Request: Skip every picture and transcribe the remaining material exactly.
--- START OF Task material ---
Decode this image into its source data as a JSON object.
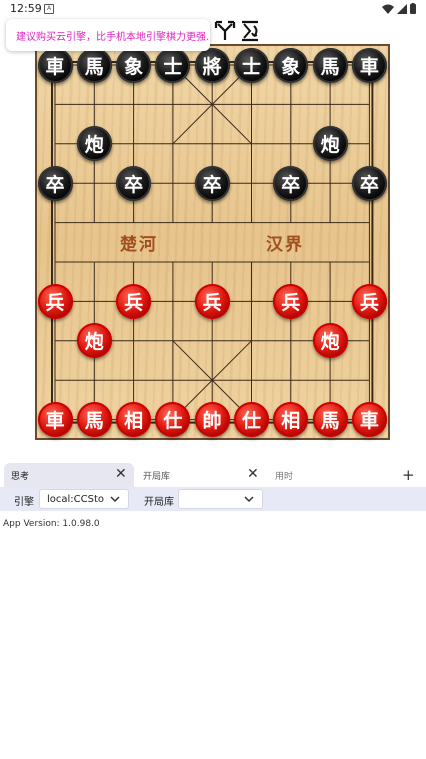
{
  "status_bar": {
    "time": "12:59",
    "notif": "A"
  },
  "toast": {
    "text": "建议购买云引擎，比手机本地引擎棋力更强."
  },
  "toolbar_icons": [
    "flip-arrows-icon",
    "swap-sides-icon"
  ],
  "board": {
    "river_left": "楚河",
    "river_right": "汉界",
    "pieces": [
      {
        "side": "black",
        "label": "車",
        "file": 0,
        "rank": 0
      },
      {
        "side": "black",
        "label": "馬",
        "file": 1,
        "rank": 0
      },
      {
        "side": "black",
        "label": "象",
        "file": 2,
        "rank": 0
      },
      {
        "side": "black",
        "label": "士",
        "file": 3,
        "rank": 0
      },
      {
        "side": "black",
        "label": "將",
        "file": 4,
        "rank": 0
      },
      {
        "side": "black",
        "label": "士",
        "file": 5,
        "rank": 0
      },
      {
        "side": "black",
        "label": "象",
        "file": 6,
        "rank": 0
      },
      {
        "side": "black",
        "label": "馬",
        "file": 7,
        "rank": 0
      },
      {
        "side": "black",
        "label": "車",
        "file": 8,
        "rank": 0
      },
      {
        "side": "black",
        "label": "炮",
        "file": 1,
        "rank": 2
      },
      {
        "side": "black",
        "label": "炮",
        "file": 7,
        "rank": 2
      },
      {
        "side": "black",
        "label": "卒",
        "file": 0,
        "rank": 3
      },
      {
        "side": "black",
        "label": "卒",
        "file": 2,
        "rank": 3
      },
      {
        "side": "black",
        "label": "卒",
        "file": 4,
        "rank": 3
      },
      {
        "side": "black",
        "label": "卒",
        "file": 6,
        "rank": 3
      },
      {
        "side": "black",
        "label": "卒",
        "file": 8,
        "rank": 3
      },
      {
        "side": "red",
        "label": "兵",
        "file": 0,
        "rank": 6
      },
      {
        "side": "red",
        "label": "兵",
        "file": 2,
        "rank": 6
      },
      {
        "side": "red",
        "label": "兵",
        "file": 4,
        "rank": 6
      },
      {
        "side": "red",
        "label": "兵",
        "file": 6,
        "rank": 6
      },
      {
        "side": "red",
        "label": "兵",
        "file": 8,
        "rank": 6
      },
      {
        "side": "red",
        "label": "炮",
        "file": 1,
        "rank": 7
      },
      {
        "side": "red",
        "label": "炮",
        "file": 7,
        "rank": 7
      },
      {
        "side": "red",
        "label": "車",
        "file": 0,
        "rank": 9
      },
      {
        "side": "red",
        "label": "馬",
        "file": 1,
        "rank": 9
      },
      {
        "side": "red",
        "label": "相",
        "file": 2,
        "rank": 9
      },
      {
        "side": "red",
        "label": "仕",
        "file": 3,
        "rank": 9
      },
      {
        "side": "red",
        "label": "帥",
        "file": 4,
        "rank": 9
      },
      {
        "side": "red",
        "label": "仕",
        "file": 5,
        "rank": 9
      },
      {
        "side": "red",
        "label": "相",
        "file": 6,
        "rank": 9
      },
      {
        "side": "red",
        "label": "馬",
        "file": 7,
        "rank": 9
      },
      {
        "side": "red",
        "label": "車",
        "file": 8,
        "rank": 9
      }
    ]
  },
  "tabs": [
    {
      "label": "思考",
      "active": true
    },
    {
      "label": "开局库",
      "active": false
    },
    {
      "label": "用时",
      "active": false
    }
  ],
  "toolbar": {
    "engine_label": "引擎",
    "engine_value": "local:CCSto",
    "book_label": "开局库",
    "book_value": ""
  },
  "version": "App Version: 1.0.98.0",
  "colors": {
    "toast_text": "#e020c0",
    "toolbar_bg": "#e7e9f6",
    "river_text": "#a05020"
  }
}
--- END OF Task material ---
Exercise result:
Decode this image into its source data as a JSON object.
{
  "status_bar": {
    "time": "12:59",
    "notif": "A"
  },
  "toast": {
    "text": "建议购买云引擎，比手机本地引擎棋力更强."
  },
  "toolbar_icons": [
    "flip-arrows-icon",
    "swap-sides-icon"
  ],
  "board": {
    "river_left": "楚河",
    "river_right": "汉界",
    "pieces": [
      {
        "side": "black",
        "label": "車",
        "file": 0,
        "rank": 0
      },
      {
        "side": "black",
        "label": "馬",
        "file": 1,
        "rank": 0
      },
      {
        "side": "black",
        "label": "象",
        "file": 2,
        "rank": 0
      },
      {
        "side": "black",
        "label": "士",
        "file": 3,
        "rank": 0
      },
      {
        "side": "black",
        "label": "將",
        "file": 4,
        "rank": 0
      },
      {
        "side": "black",
        "label": "士",
        "file": 5,
        "rank": 0
      },
      {
        "side": "black",
        "label": "象",
        "file": 6,
        "rank": 0
      },
      {
        "side": "black",
        "label": "馬",
        "file": 7,
        "rank": 0
      },
      {
        "side": "black",
        "label": "車",
        "file": 8,
        "rank": 0
      },
      {
        "side": "black",
        "label": "炮",
        "file": 1,
        "rank": 2
      },
      {
        "side": "black",
        "label": "炮",
        "file": 7,
        "rank": 2
      },
      {
        "side": "black",
        "label": "卒",
        "file": 0,
        "rank": 3
      },
      {
        "side": "black",
        "label": "卒",
        "file": 2,
        "rank": 3
      },
      {
        "side": "black",
        "label": "卒",
        "file": 4,
        "rank": 3
      },
      {
        "side": "black",
        "label": "卒",
        "file": 6,
        "rank": 3
      },
      {
        "side": "black",
        "label": "卒",
        "file": 8,
        "rank": 3
      },
      {
        "side": "red",
        "label": "兵",
        "file": 0,
        "rank": 6
      },
      {
        "side": "red",
        "label": "兵",
        "file": 2,
        "rank": 6
      },
      {
        "side": "red",
        "label": "兵",
        "file": 4,
        "rank": 6
      },
      {
        "side": "red",
        "label": "兵",
        "file": 6,
        "rank": 6
      },
      {
        "side": "red",
        "label": "兵",
        "file": 8,
        "rank": 6
      },
      {
        "side": "red",
        "label": "炮",
        "file": 1,
        "rank": 7
      },
      {
        "side": "red",
        "label": "炮",
        "file": 7,
        "rank": 7
      },
      {
        "side": "red",
        "label": "車",
        "file": 0,
        "rank": 9
      },
      {
        "side": "red",
        "label": "馬",
        "file": 1,
        "rank": 9
      },
      {
        "side": "red",
        "label": "相",
        "file": 2,
        "rank": 9
      },
      {
        "side": "red",
        "label": "仕",
        "file": 3,
        "rank": 9
      },
      {
        "side": "red",
        "label": "帥",
        "file": 4,
        "rank": 9
      },
      {
        "side": "red",
        "label": "仕",
        "file": 5,
        "rank": 9
      },
      {
        "side": "red",
        "label": "相",
        "file": 6,
        "rank": 9
      },
      {
        "side": "red",
        "label": "馬",
        "file": 7,
        "rank": 9
      },
      {
        "side": "red",
        "label": "車",
        "file": 8,
        "rank": 9
      }
    ]
  },
  "tabs": [
    {
      "label": "思考",
      "active": true
    },
    {
      "label": "开局库",
      "active": false
    },
    {
      "label": "用时",
      "active": false
    }
  ],
  "toolbar": {
    "engine_label": "引擎",
    "engine_value": "local:CCSto",
    "book_label": "开局库",
    "book_value": ""
  },
  "version": "App Version: 1.0.98.0",
  "colors": {
    "toast_text": "#e020c0",
    "toolbar_bg": "#e7e9f6",
    "river_text": "#a05020"
  }
}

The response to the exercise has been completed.